GIVEN EXERCISE: Go through the material and pull out every line with the string "bagdørene" in it.

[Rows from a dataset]
■ ■ ■ ■

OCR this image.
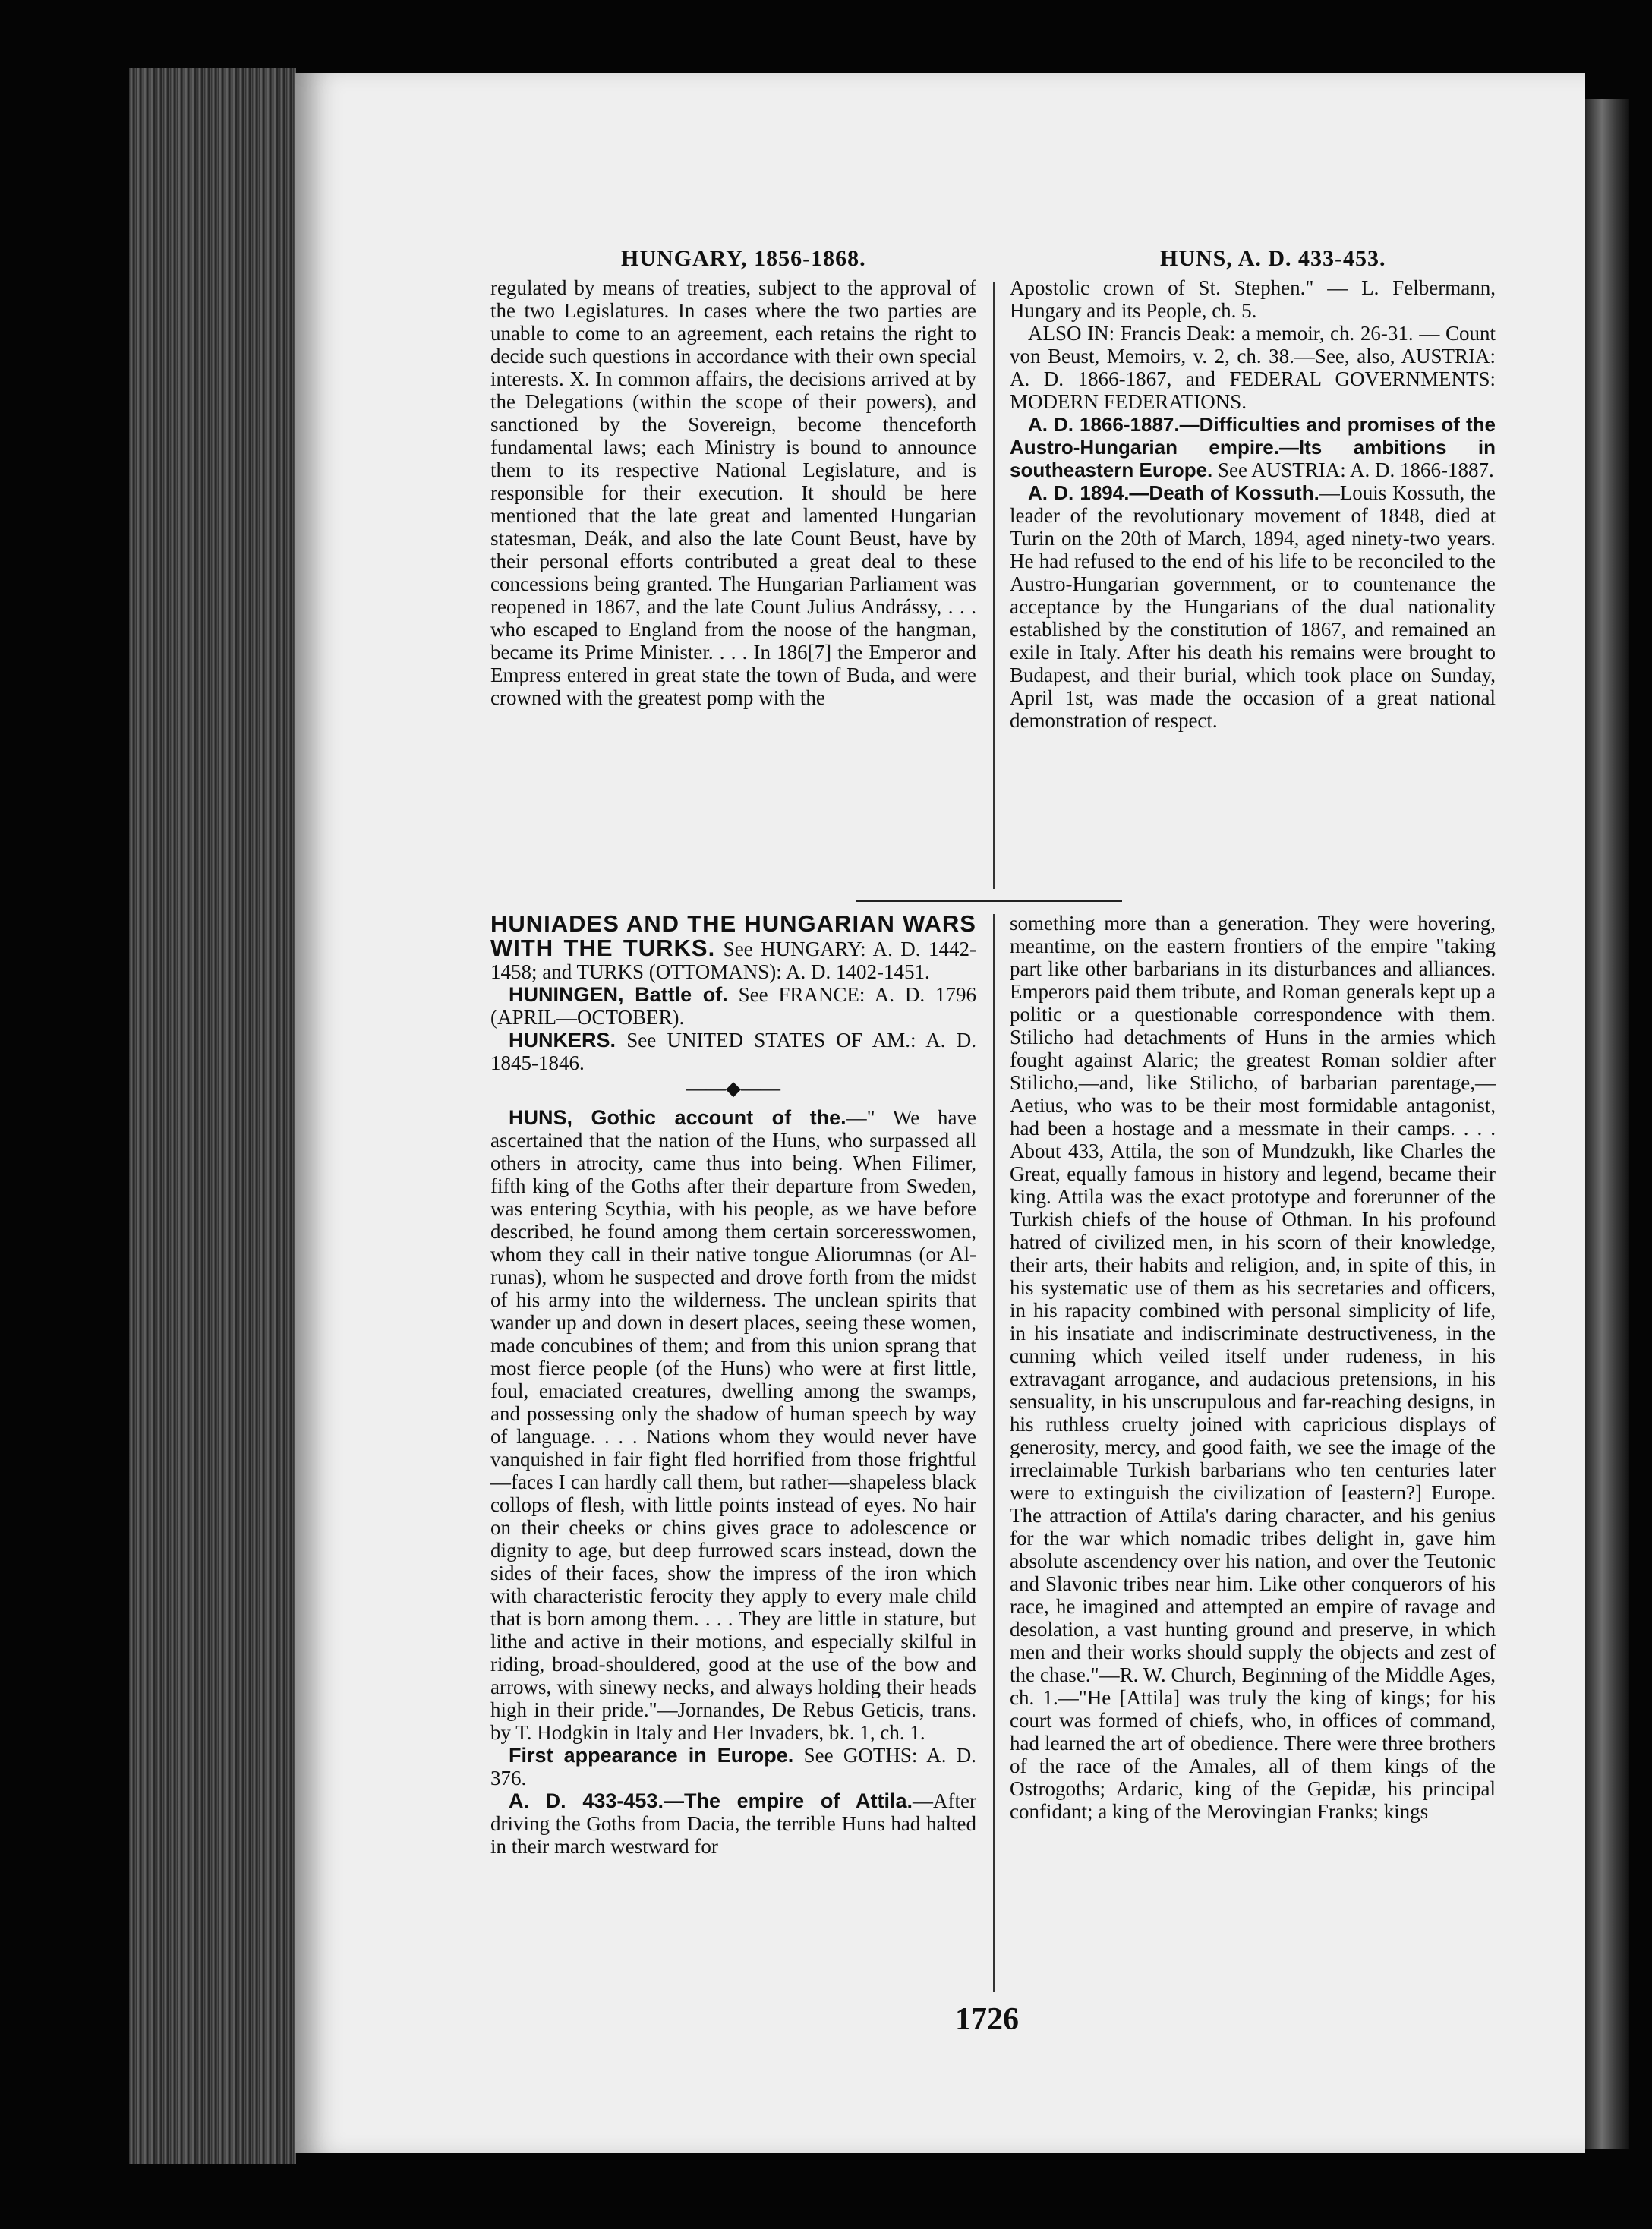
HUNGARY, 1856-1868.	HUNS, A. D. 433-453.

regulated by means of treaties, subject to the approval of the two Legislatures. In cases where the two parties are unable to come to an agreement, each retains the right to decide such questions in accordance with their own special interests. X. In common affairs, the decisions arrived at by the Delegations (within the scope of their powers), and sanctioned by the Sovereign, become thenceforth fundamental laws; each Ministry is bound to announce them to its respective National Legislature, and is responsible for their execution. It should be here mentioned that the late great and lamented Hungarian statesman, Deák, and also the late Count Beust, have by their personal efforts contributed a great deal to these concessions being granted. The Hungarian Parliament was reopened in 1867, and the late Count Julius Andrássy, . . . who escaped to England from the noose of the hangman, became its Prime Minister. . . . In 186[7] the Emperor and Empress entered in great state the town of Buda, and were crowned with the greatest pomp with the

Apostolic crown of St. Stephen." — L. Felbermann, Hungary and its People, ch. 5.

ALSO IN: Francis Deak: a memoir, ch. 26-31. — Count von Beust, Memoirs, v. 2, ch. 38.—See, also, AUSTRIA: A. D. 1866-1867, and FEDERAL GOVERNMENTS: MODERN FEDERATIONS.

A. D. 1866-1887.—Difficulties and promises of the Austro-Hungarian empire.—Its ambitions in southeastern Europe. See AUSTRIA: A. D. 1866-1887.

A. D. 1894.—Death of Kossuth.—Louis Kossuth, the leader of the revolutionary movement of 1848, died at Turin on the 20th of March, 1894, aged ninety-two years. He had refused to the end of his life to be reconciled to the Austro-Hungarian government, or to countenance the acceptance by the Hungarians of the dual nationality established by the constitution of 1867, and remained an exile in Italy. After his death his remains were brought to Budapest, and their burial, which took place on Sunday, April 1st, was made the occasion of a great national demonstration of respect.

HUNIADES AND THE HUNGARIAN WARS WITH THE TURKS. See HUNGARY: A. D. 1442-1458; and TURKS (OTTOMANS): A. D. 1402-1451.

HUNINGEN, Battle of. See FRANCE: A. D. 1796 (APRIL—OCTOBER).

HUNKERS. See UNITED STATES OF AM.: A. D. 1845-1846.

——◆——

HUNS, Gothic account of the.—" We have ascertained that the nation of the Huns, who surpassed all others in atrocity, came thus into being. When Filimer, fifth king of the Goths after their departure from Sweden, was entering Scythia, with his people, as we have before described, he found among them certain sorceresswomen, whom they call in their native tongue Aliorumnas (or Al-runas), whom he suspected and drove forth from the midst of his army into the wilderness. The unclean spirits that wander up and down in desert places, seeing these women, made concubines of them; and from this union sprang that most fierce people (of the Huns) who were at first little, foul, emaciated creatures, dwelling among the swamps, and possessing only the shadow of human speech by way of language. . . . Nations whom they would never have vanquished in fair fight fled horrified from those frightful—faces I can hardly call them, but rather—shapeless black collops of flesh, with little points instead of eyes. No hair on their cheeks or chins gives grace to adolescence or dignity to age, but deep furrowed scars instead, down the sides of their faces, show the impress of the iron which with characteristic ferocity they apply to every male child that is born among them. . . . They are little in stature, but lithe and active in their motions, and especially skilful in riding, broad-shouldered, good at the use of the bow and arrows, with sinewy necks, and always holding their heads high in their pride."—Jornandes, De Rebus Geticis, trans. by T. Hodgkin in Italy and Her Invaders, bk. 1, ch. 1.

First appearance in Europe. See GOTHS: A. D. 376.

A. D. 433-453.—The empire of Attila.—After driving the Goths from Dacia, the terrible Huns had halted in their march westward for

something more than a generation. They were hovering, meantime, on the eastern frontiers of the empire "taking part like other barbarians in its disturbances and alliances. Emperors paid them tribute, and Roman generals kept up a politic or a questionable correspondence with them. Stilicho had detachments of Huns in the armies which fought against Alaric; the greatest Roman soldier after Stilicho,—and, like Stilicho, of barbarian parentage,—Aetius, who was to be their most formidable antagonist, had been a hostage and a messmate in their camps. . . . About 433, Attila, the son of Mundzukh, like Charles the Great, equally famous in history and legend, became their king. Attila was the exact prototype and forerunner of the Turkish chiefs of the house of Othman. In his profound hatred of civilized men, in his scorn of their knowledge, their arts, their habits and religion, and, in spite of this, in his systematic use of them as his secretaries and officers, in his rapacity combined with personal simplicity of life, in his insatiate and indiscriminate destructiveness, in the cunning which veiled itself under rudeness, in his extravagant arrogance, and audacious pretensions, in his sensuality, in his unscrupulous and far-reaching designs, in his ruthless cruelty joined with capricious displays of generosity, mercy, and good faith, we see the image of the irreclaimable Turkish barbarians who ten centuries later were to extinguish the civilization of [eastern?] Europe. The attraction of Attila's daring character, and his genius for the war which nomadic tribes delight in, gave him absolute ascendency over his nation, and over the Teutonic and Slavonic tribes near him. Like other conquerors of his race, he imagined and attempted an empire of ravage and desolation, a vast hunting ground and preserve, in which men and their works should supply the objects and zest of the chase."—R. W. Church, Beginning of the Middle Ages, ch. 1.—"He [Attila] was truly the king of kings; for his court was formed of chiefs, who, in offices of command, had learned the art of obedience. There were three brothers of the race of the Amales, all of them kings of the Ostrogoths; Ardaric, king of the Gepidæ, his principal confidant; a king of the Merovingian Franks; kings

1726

■ ■ ■ ■

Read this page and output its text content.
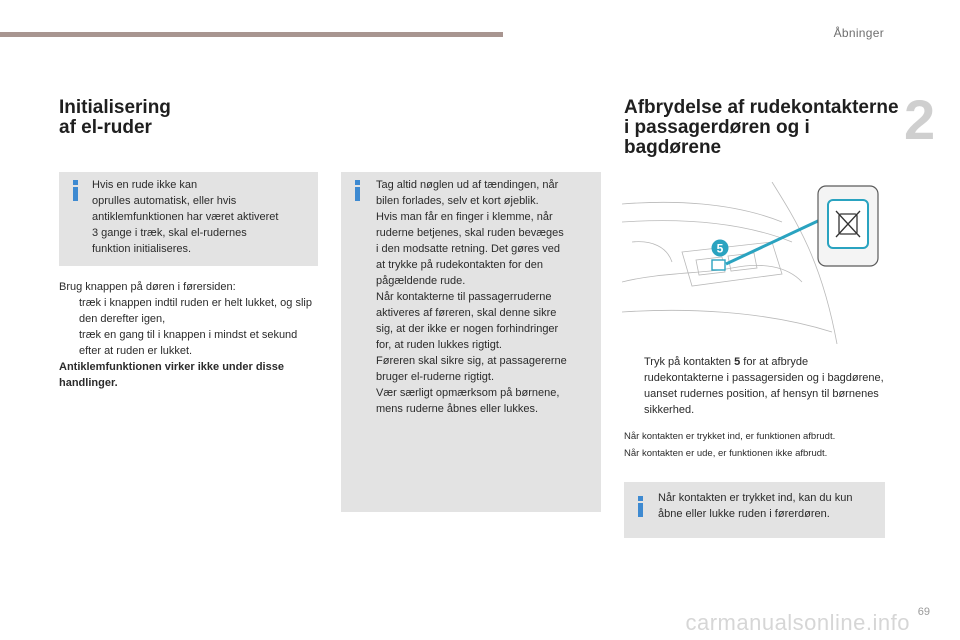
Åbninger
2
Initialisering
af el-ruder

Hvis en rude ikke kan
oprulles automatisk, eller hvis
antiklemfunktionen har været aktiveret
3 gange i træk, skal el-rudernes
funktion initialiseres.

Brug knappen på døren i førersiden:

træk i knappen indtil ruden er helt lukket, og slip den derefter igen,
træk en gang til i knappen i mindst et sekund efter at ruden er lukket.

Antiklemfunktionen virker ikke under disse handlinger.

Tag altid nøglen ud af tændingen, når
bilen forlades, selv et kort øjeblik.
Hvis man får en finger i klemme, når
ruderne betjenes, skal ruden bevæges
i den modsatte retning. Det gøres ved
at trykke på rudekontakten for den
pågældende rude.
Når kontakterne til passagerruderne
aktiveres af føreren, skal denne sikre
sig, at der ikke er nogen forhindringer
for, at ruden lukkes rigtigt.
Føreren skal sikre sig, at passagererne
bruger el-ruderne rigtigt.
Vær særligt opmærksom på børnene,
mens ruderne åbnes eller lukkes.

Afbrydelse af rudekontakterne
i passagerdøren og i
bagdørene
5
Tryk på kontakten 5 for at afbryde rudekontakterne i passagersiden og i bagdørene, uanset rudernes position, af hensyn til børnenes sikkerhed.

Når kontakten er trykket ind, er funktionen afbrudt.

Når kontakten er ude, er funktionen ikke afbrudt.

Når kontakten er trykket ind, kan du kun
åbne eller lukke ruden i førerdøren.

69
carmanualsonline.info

■ ■ ■ ■

REPLY:
bagdørene
Tryk på kontakten 5 for at afbryde rudekontakterne i passagersiden og i bagdørene, uanset rudernes position, af hensyn til børnenes sikkerhed.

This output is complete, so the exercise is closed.